▶ Data rows:
»»
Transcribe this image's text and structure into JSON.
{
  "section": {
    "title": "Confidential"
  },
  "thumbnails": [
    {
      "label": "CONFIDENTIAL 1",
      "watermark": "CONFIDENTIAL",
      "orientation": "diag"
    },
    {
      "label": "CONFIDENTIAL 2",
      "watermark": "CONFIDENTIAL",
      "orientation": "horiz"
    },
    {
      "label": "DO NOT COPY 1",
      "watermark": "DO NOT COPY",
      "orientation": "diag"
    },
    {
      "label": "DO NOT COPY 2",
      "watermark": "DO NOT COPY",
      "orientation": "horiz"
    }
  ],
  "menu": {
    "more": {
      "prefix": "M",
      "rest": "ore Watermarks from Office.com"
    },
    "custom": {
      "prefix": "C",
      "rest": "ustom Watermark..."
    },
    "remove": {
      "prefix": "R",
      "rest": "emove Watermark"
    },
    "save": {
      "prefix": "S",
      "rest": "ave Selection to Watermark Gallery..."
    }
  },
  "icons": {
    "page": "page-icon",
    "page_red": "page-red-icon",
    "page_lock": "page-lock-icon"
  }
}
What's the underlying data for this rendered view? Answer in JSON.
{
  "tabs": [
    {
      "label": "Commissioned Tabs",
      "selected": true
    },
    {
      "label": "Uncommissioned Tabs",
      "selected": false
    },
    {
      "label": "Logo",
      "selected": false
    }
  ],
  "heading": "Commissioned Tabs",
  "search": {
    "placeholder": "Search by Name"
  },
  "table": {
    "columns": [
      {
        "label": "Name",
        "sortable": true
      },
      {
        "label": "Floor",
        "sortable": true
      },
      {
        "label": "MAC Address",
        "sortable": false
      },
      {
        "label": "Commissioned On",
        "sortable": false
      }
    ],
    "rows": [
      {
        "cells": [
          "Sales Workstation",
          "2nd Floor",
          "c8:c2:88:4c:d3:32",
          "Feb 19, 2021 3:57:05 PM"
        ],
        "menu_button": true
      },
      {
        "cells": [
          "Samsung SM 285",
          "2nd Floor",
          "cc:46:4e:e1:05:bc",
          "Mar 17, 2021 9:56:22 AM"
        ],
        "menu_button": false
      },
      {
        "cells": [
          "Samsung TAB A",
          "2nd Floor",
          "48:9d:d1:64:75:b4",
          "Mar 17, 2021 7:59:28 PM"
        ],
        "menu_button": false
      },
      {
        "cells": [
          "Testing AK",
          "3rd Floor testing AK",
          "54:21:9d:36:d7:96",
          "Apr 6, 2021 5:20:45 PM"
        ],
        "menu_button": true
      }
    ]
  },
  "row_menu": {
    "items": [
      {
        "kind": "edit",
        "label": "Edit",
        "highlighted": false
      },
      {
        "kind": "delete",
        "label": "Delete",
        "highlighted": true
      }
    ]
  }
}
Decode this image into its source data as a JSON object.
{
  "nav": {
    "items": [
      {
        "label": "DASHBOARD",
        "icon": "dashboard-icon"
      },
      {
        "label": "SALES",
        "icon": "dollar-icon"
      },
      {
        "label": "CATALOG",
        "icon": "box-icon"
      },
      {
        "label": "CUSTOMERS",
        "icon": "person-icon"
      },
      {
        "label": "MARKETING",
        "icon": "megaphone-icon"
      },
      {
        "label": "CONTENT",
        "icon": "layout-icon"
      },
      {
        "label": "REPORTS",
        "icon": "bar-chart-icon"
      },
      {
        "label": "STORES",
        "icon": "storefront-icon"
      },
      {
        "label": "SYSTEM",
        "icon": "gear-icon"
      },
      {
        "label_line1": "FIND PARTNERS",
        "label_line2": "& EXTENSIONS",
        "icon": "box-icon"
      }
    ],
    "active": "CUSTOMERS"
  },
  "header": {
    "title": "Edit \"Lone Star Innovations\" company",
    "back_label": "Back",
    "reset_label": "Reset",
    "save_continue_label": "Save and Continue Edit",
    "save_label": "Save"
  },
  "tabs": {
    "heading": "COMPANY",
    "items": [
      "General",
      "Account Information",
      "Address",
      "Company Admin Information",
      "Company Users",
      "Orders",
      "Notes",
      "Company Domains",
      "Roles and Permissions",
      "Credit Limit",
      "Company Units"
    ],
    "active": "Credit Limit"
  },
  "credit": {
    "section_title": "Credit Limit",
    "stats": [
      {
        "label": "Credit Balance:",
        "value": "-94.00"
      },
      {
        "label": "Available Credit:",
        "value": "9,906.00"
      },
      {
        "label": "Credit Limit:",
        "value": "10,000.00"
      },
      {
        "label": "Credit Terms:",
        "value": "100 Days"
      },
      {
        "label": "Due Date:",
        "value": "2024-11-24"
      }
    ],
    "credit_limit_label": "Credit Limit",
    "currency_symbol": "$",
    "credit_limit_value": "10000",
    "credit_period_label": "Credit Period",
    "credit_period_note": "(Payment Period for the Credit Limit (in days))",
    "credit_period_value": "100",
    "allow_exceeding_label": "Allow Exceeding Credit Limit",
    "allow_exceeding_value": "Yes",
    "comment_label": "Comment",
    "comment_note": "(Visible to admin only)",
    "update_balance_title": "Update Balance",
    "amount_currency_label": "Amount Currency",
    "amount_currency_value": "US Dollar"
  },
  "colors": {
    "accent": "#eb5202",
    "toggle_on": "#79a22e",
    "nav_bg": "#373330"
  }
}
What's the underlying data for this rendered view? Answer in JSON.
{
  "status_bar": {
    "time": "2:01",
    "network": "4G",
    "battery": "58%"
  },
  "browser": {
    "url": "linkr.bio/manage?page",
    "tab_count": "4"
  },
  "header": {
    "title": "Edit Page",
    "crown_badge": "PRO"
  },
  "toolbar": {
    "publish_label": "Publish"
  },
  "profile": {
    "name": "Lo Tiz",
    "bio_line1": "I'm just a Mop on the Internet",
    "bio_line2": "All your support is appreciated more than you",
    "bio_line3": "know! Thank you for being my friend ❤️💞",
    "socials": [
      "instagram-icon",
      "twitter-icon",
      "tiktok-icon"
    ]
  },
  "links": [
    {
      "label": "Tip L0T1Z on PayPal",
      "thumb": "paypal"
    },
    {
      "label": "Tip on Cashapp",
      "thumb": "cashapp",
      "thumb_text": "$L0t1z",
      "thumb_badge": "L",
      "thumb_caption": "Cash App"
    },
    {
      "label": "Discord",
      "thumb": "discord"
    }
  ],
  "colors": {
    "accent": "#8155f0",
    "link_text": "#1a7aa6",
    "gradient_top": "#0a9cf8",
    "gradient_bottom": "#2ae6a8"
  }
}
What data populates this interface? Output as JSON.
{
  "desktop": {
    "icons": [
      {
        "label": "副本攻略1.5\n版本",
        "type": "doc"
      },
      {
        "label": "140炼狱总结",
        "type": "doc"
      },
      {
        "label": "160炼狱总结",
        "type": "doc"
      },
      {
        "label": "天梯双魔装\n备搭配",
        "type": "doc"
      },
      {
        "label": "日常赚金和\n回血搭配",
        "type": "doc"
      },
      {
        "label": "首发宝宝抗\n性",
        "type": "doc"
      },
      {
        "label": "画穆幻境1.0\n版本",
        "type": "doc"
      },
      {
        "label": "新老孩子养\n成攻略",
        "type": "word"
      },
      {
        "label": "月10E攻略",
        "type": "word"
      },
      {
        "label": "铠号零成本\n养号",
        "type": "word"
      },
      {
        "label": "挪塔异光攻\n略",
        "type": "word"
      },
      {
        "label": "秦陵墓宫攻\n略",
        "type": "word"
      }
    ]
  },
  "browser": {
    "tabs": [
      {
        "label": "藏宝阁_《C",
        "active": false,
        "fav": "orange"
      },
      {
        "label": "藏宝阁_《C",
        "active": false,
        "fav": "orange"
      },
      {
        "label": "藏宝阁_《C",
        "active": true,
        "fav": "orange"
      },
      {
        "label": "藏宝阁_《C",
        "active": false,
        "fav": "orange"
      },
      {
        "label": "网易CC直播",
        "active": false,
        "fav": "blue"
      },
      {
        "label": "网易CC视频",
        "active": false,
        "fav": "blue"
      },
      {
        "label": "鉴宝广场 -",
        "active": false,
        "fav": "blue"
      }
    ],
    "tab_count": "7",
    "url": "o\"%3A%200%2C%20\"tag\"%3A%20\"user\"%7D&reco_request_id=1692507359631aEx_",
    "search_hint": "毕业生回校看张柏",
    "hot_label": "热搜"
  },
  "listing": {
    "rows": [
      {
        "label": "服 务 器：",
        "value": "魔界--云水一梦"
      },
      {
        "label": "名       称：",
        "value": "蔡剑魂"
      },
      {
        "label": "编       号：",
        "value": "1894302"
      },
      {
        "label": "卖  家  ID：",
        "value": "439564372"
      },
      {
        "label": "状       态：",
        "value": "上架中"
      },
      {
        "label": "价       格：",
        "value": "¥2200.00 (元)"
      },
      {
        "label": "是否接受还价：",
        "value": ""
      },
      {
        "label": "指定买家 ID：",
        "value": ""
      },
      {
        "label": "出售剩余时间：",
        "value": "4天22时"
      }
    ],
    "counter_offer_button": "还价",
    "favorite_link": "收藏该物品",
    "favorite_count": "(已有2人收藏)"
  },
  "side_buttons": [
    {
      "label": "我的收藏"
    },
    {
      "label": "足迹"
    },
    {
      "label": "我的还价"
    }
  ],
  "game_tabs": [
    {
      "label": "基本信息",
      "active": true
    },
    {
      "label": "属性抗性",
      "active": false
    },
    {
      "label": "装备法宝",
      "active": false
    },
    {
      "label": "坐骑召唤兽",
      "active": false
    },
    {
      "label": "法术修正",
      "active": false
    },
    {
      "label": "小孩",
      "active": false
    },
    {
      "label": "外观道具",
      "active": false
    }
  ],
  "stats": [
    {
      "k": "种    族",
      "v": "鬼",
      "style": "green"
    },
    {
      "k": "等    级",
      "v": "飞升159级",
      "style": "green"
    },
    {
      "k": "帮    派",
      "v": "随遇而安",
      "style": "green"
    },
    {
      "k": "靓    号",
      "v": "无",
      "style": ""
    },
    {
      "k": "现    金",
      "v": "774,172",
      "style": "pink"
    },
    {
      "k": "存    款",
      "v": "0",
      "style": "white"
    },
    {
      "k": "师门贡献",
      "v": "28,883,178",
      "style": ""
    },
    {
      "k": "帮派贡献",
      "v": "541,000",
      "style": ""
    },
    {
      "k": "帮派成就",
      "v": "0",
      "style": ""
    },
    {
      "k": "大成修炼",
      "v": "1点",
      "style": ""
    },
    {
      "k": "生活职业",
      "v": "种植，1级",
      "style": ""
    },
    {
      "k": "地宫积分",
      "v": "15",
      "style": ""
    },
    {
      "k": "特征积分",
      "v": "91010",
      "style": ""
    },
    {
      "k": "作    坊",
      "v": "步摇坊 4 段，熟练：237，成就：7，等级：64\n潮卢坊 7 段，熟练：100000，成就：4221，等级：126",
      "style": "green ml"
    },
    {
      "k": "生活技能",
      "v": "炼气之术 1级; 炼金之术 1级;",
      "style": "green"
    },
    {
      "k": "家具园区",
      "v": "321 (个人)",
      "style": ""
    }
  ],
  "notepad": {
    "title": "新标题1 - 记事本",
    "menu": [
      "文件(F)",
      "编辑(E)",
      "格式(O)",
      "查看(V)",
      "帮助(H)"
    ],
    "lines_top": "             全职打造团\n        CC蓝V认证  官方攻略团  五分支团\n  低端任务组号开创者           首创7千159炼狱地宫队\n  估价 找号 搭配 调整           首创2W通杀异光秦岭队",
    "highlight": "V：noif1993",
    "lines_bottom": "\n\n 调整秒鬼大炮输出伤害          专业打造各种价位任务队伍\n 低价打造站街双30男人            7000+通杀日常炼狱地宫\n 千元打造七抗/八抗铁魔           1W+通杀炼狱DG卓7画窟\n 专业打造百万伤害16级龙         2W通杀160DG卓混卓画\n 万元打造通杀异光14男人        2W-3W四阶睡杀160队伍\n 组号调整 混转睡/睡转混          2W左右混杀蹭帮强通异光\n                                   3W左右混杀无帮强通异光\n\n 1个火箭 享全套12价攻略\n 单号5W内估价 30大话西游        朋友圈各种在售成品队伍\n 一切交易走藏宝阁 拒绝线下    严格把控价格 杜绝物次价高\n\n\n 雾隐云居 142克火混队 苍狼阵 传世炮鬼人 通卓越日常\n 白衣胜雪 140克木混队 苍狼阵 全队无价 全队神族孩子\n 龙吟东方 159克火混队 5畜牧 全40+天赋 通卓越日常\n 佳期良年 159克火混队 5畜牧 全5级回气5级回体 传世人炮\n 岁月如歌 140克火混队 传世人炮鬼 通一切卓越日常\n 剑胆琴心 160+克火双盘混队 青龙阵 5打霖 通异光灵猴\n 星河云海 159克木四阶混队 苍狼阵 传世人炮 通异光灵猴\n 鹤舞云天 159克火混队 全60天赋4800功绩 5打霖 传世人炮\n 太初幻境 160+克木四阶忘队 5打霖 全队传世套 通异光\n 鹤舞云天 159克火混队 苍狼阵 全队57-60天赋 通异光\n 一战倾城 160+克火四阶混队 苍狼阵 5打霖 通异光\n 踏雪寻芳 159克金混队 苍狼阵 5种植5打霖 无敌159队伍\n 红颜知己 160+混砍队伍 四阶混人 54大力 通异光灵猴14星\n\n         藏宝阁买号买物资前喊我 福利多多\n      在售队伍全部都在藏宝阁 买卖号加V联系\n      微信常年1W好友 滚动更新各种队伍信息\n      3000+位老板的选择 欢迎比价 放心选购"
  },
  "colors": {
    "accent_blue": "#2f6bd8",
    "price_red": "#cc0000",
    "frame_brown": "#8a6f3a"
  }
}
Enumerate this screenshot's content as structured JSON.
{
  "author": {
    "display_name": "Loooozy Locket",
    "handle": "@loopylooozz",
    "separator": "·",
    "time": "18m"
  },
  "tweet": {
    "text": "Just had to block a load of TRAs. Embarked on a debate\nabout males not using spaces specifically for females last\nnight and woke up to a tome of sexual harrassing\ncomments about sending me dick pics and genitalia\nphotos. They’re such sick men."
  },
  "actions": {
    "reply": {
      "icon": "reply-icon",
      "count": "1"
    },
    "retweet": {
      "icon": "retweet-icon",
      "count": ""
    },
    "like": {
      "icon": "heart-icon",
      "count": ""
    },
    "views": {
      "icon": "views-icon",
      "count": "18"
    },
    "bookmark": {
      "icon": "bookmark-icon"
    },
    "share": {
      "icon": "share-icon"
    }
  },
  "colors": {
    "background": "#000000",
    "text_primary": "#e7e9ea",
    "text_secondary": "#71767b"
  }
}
««
▶ Problem statement: Go through the material and select each line with the string "image" in it.

▶ Output for this task:
Transcribe this image's text and structure into JSON.
Decode this image into its source data as a JSON object.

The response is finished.